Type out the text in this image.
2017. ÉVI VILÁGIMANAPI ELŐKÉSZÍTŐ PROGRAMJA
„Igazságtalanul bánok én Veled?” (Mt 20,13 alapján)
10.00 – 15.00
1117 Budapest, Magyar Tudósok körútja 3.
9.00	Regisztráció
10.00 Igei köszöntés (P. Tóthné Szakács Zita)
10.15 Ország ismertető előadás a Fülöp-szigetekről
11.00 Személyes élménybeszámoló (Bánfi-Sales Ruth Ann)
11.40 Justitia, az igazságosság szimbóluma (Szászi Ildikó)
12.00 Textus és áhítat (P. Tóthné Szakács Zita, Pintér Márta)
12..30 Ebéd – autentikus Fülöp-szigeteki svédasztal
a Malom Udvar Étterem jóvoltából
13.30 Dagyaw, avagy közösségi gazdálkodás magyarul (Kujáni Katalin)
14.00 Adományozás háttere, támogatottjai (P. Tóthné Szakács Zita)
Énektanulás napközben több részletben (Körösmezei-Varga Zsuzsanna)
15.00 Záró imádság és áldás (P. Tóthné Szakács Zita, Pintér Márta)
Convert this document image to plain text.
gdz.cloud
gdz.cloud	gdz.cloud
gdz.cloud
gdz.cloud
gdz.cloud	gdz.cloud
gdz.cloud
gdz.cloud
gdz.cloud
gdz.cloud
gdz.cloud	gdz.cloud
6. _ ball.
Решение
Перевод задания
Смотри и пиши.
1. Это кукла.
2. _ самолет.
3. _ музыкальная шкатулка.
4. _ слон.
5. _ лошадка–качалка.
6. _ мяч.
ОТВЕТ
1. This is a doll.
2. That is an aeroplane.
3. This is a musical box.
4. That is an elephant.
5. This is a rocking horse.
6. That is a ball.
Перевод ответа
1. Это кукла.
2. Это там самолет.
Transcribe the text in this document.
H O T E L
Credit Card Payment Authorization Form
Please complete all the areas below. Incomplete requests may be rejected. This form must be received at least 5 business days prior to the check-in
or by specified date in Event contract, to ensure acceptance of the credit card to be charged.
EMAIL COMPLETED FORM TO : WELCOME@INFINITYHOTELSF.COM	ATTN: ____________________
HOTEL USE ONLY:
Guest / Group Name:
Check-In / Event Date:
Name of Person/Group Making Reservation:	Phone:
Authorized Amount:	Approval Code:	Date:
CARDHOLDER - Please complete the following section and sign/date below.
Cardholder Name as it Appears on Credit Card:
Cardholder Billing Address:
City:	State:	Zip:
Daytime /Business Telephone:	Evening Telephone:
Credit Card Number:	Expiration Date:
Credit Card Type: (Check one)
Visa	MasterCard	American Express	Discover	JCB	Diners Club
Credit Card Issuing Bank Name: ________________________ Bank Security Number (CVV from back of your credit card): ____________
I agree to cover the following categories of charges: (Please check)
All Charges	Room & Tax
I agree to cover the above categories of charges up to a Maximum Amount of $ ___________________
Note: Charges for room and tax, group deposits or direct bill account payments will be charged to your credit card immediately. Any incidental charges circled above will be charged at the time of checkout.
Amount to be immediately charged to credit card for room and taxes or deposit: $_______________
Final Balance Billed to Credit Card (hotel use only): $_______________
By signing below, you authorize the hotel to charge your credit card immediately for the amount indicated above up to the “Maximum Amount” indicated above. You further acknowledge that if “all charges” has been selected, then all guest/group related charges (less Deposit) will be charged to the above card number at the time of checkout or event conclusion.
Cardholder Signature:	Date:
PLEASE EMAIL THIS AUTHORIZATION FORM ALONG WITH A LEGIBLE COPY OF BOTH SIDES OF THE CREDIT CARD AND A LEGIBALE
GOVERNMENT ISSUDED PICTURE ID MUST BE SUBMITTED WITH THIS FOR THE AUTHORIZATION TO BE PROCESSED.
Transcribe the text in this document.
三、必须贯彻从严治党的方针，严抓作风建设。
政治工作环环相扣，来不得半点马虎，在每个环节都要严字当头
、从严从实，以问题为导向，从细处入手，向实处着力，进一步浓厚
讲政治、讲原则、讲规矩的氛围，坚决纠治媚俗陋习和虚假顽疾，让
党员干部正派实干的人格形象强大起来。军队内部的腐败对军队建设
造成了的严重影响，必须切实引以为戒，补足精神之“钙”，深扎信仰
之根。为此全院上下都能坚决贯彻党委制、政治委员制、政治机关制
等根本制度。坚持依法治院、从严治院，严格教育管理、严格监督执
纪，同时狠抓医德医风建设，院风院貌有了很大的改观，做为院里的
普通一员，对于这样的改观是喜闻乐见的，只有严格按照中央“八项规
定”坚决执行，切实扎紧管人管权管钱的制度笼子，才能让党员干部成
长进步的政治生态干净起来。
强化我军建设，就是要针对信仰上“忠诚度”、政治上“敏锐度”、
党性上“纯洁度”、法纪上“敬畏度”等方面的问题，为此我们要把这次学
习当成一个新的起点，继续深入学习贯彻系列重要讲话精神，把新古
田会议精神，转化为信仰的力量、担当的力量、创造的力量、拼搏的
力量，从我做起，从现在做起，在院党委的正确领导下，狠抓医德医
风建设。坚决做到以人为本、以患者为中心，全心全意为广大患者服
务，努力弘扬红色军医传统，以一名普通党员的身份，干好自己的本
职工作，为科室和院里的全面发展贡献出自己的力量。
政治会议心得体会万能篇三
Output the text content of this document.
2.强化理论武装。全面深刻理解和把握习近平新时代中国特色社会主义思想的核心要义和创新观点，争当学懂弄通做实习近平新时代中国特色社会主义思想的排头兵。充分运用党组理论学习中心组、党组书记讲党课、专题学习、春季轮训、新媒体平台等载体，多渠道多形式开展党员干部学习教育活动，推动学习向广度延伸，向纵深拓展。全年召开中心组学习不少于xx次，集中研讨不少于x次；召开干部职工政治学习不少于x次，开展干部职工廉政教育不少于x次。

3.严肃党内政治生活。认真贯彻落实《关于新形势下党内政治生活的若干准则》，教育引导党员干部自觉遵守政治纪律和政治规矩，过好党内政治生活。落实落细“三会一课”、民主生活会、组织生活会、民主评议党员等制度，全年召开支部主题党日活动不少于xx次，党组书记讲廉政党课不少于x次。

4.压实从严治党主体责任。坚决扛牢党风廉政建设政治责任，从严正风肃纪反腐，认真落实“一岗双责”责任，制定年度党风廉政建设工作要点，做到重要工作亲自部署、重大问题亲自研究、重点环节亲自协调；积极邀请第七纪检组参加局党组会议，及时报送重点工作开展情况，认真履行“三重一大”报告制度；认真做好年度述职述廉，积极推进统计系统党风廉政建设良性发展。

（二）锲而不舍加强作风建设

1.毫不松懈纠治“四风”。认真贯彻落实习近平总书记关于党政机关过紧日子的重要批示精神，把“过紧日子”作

----

# [DO THIS]
Your task is to print the whole listing again exactly.

# [THE RESPONSE]
Type out the text in this image.
2017. ÉVI VILÁGIMANAPI ELŐKÉSZÍTŐ PROGRAMJA
„Igazságtalanul bánok én Veled?” (Mt 20,13 alapján)
10.00 – 15.00
1117 Budapest, Magyar Tudósok körútja 3.
9.00	Regisztráció
10.00 Igei köszöntés (P. Tóthné Szakács Zita)
10.15 Ország ismertető előadás a Fülöp-szigetekről
11.00 Személyes élménybeszámoló (Bánfi-Sales Ruth Ann)
11.40 Justitia, az igazságosság szimbóluma (Szászi Ildikó)
12.00 Textus és áhítat (P. Tóthné Szakács Zita, Pintér Márta)
12..30 Ebéd – autentikus Fülöp-szigeteki svédasztal
a Malom Udvar Étterem jóvoltából
13.30 Dagyaw, avagy közösségi gazdálkodás magyarul (Kujáni Katalin)
14.00 Adományozás háttere, támogatottjai (P. Tóthné Szakács Zita)
Énektanulás napközben több részletben (Körösmezei-Varga Zsuzsanna)
15.00 Záró imádság és áldás (P. Tóthné Szakács Zita, Pintér Márta)
Convert this document image to plain text.
gdz.cloud
gdz.cloud	gdz.cloud
gdz.cloud
gdz.cloud
gdz.cloud	gdz.cloud
gdz.cloud
gdz.cloud
gdz.cloud
gdz.cloud
gdz.cloud	gdz.cloud
6. _ ball.
Решение
Перевод задания
Смотри и пиши.
1. Это кукла.
2. _ самолет.
3. _ музыкальная шкатулка.
4. _ слон.
5. _ лошадка–качалка.
6. _ мяч.
ОТВЕТ
1. This is a doll.
2. That is an aeroplane.
3. This is a musical box.
4. That is an elephant.
5. This is a rocking horse.
6. That is a ball.
Перевод ответа
1. Это кукла.
2. Это там самолет.
Transcribe the text in this document.
H O T E L
Credit Card Payment Authorization Form
Please complete all the areas below. Incomplete requests may be rejected. This form must be received at least 5 business days prior to the check-in
or by specified date in Event contract, to ensure acceptance of the credit card to be charged.
EMAIL COMPLETED FORM TO : WELCOME@INFINITYHOTELSF.COM	ATTN: ____________________
HOTEL USE ONLY:
Guest / Group Name:
Check-In / Event Date:
Name of Person/Group Making Reservation:	Phone:
Authorized Amount:	Approval Code:	Date:
CARDHOLDER - Please complete the following section and sign/date below.
Cardholder Name as it Appears on Credit Card:
Cardholder Billing Address:
City:	State:	Zip:
Daytime /Business Telephone:	Evening Telephone:
Credit Card Number:	Expiration Date:
Credit Card Type: (Check one)
Visa	MasterCard	American Express	Discover	JCB	Diners Club
Credit Card Issuing Bank Name: ________________________ Bank Security Number (CVV from back of your credit card): ____________
I agree to cover the following categories of charges: (Please check)
All Charges	Room & Tax
I agree to cover the above categories of charges up to a Maximum Amount of $ ___________________
Note: Charges for room and tax, group deposits or direct bill account payments will be charged to your credit card immediately. Any incidental charges circled above will be charged at the time of checkout.
Amount to be immediately charged to credit card for room and taxes or deposit: $_______________
Final Balance Billed to Credit Card (hotel use only): $_______________
By signing below, you authorize the hotel to charge your credit card immediately for the amount indicated above up to the “Maximum Amount” indicated above. You further acknowledge that if “all charges” has been selected, then all guest/group related charges (less Deposit) will be charged to the above card number at the time of checkout or event conclusion.
Cardholder Signature:	Date:
PLEASE EMAIL THIS AUTHORIZATION FORM ALONG WITH A LEGIBLE COPY OF BOTH SIDES OF THE CREDIT CARD AND A LEGIBALE
GOVERNMENT ISSUDED PICTURE ID MUST BE SUBMITTED WITH THIS FOR THE AUTHORIZATION TO BE PROCESSED.
Transcribe the text in this document.
三、必须贯彻从严治党的方针，严抓作风建设。
政治工作环环相扣，来不得半点马虎，在每个环节都要严字当头
、从严从实，以问题为导向，从细处入手，向实处着力，进一步浓厚
讲政治、讲原则、讲规矩的氛围，坚决纠治媚俗陋习和虚假顽疾，让
党员干部正派实干的人格形象强大起来。军队内部的腐败对军队建设
造成了的严重影响，必须切实引以为戒，补足精神之“钙”，深扎信仰
之根。为此全院上下都能坚决贯彻党委制、政治委员制、政治机关制
等根本制度。坚持依法治院、从严治院，严格教育管理、严格监督执
纪，同时狠抓医德医风建设，院风院貌有了很大的改观，做为院里的
普通一员，对于这样的改观是喜闻乐见的，只有严格按照中央“八项规
定”坚决执行，切实扎紧管人管权管钱的制度笼子，才能让党员干部成
长进步的政治生态干净起来。
强化我军建设，就是要针对信仰上“忠诚度”、政治上“敏锐度”、
党性上“纯洁度”、法纪上“敬畏度”等方面的问题，为此我们要把这次学
习当成一个新的起点，继续深入学习贯彻系列重要讲话精神，把新古
田会议精神，转化为信仰的力量、担当的力量、创造的力量、拼搏的
力量，从我做起，从现在做起，在院党委的正确领导下，狠抓医德医
风建设。坚决做到以人为本、以患者为中心，全心全意为广大患者服
务，努力弘扬红色军医传统，以一名普通党员的身份，干好自己的本
职工作，为科室和院里的全面发展贡献出自己的力量。
政治会议心得体会万能篇三
Output the text content of this document.
2.强化理论武装。全面深刻理解和把握习近平新时代中国特色社会主义思想的核心要义和创新观点，争当学懂弄通做实习近平新时代中国特色社会主义思想的排头兵。充分运用党组理论学习中心组、党组书记讲党课、专题学习、春季轮训、新媒体平台等载体，多渠道多形式开展党员干部学习教育活动，推动学习向广度延伸，向纵深拓展。全年召开中心组学习不少于xx次，集中研讨不少于x次；召开干部职工政治学习不少于x次，开展干部职工廉政教育不少于x次。

3.严肃党内政治生活。认真贯彻落实《关于新形势下党内政治生活的若干准则》，教育引导党员干部自觉遵守政治纪律和政治规矩，过好党内政治生活。落实落细“三会一课”、民主生活会、组织生活会、民主评议党员等制度，全年召开支部主题党日活动不少于xx次，党组书记讲廉政党课不少于x次。

4.压实从严治党主体责任。坚决扛牢党风廉政建设政治责任，从严正风肃纪反腐，认真落实“一岗双责”责任，制定年度党风廉政建设工作要点，做到重要工作亲自部署、重大问题亲自研究、重点环节亲自协调；积极邀请第七纪检组参加局党组会议，及时报送重点工作开展情况，认真履行“三重一大”报告制度；认真做好年度述职述廉，积极推进统计系统党风廉政建设良性发展。

（二）锲而不舍加强作风建设

1.毫不松懈纠治“四风”。认真贯彻落实习近平总书记关于党政机关过紧日子的重要批示精神，把“过紧日子”作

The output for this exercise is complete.